PROBLEM REQUIREMENTS:
Isolate every line in the data with the string "Span" and copy it.

-- Start of RECORDS SUPPLIED --

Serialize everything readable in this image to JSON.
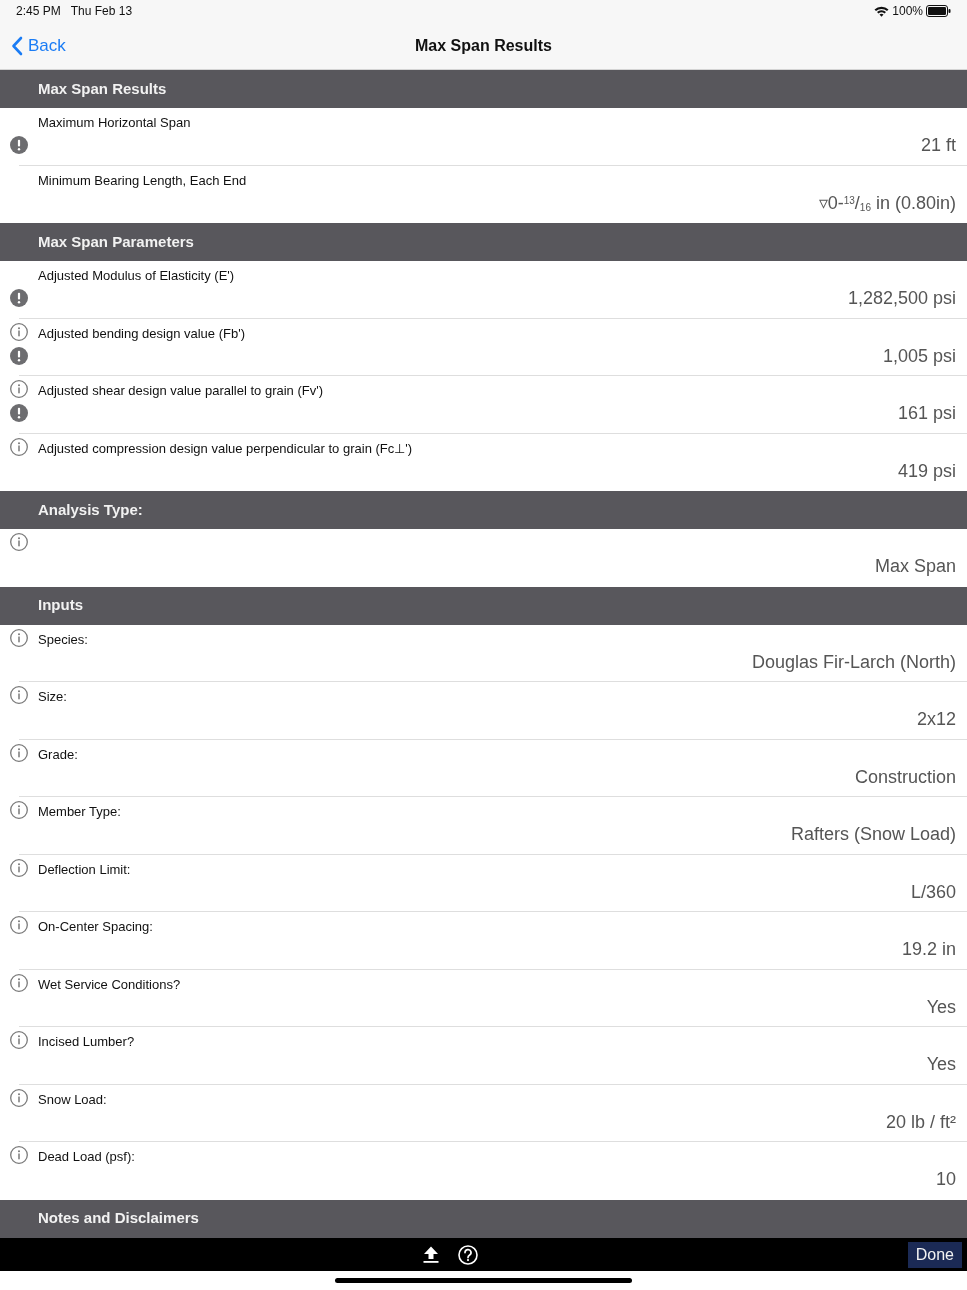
{
  "status_bar": {
    "time": "2:45 PM",
    "date": "Thu Feb 13",
    "battery": "100%"
  },
  "nav_bar": {
    "back": "Back",
    "title": "Max Span Results"
  },
  "sections": [
    {
      "title": "Max Span Results",
      "rows": [
        {
          "label": "Maximum Horizontal Span",
          "value": "21 ft",
          "info": false,
          "warning": true
        },
        {
          "label": "Minimum Bearing Length, Each End",
          "value": "▿0-$^{13}$/$_{16}$ in (0.80in)",
          "info": false,
          "warning": false
        }
      ]
    },
    {
      "title": "Max Span Parameters",
      "rows": [
        {
          "label": "Adjusted Modulus of Elasticity (E')",
          "value": "1,282,500 psi",
          "info": false,
          "warning": true
        },
        {
          "label": "Adjusted bending design value (Fb')",
          "value": "1,005 psi",
          "info": true,
          "warning": true
        },
        {
          "label": "Adjusted shear design value parallel to grain (Fv')",
          "value": "161 psi",
          "info": true,
          "warning": true
        },
        {
          "label": "Adjusted compression design value perpendicular to grain (Fc⊥')",
          "value": "419 psi",
          "info": true,
          "warning": false
        }
      ]
    },
    {
      "title": "Analysis Type:",
      "rows": [
        {
          "value": "Max Span",
          "info": true,
          "warning": false
        }
      ]
    },
    {
      "title": "Inputs",
      "rows": [
        {
          "label": "Species:",
          "value": "Douglas Fir-Larch (North)",
          "info": true,
          "warning": false
        },
        {
          "label": "Size:",
          "value": "2x12",
          "info": true,
          "warning": false
        },
        {
          "label": "Grade:",
          "value": "Construction",
          "info": true,
          "warning": false
        },
        {
          "label": "Member Type:",
          "value": "Rafters (Snow Load)",
          "info": true,
          "warning": false
        },
        {
          "label": "Deflection Limit:",
          "value": "L/360",
          "info": true,
          "warning": false
        },
        {
          "label": "On-Center Spacing:",
          "value": "19.2 in",
          "info": true,
          "warning": false
        },
        {
          "label": "Wet Service Conditions?",
          "value": "Yes",
          "info": true,
          "warning": false
        },
        {
          "label": "Incised Lumber?",
          "value": "Yes",
          "info": true,
          "warning": false
        },
        {
          "label": "Snow Load:",
          "value": "20 lb / ft²",
          "info": true,
          "warning": false
        },
        {
          "label": "Dead Load (psf):",
          "value": "10",
          "info": true,
          "warning": false
        }
      ]
    },
    {
      "title": "Notes and Disclaimers"
    }
  ],
  "toolbar": {
    "done": "Done"
  }
}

-- End of RECORDS SUPPLIED --

OUTPUT OF THE TASK:
    "title": "Max Span Results"
      "title": "Max Span Results",
          "label": "Maximum Horizontal Span",
      "title": "Max Span Parameters",
          "value": "Max Span",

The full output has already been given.